### Instruction
Check each line of the data below for the word "creation", then extract the ones that have it.

┌────────

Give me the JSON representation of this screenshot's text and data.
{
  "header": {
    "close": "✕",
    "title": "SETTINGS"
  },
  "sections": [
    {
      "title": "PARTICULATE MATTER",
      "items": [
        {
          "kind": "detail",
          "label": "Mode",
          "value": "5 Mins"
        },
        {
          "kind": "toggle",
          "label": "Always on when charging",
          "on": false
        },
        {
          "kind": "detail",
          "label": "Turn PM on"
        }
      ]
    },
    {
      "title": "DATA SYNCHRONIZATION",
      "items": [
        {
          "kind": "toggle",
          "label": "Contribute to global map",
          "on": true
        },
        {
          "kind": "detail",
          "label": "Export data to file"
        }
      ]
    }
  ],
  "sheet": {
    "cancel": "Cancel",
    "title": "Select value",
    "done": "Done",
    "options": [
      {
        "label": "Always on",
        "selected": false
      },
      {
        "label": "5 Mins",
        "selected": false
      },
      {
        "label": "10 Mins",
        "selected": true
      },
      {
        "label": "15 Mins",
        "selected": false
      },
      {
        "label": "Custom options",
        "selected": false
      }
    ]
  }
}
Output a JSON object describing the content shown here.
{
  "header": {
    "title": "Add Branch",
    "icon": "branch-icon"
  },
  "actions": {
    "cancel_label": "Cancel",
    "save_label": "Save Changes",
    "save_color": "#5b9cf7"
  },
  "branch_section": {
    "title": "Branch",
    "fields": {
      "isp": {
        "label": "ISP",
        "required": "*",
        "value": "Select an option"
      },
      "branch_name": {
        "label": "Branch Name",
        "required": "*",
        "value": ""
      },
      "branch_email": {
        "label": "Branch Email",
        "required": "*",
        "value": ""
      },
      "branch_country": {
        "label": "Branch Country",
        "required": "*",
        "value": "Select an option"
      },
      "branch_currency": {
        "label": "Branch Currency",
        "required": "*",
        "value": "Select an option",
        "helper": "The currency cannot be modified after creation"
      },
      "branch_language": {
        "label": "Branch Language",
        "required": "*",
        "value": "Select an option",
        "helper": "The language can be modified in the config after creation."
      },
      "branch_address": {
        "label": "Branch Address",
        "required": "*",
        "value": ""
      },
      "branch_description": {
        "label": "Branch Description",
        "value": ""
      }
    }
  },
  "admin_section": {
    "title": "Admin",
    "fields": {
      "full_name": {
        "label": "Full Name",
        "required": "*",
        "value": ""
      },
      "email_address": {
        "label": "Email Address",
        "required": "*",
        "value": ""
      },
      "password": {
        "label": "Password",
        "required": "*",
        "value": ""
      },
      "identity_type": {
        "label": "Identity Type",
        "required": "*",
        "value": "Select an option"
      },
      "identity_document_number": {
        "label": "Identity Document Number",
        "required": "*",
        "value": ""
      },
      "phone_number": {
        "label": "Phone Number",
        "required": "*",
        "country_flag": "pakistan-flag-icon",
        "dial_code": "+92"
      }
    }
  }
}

└────────

### Exercise response
        "helper": "The currency cannot be modified after creation"
        "helper": "The language can be modified in the config after creation."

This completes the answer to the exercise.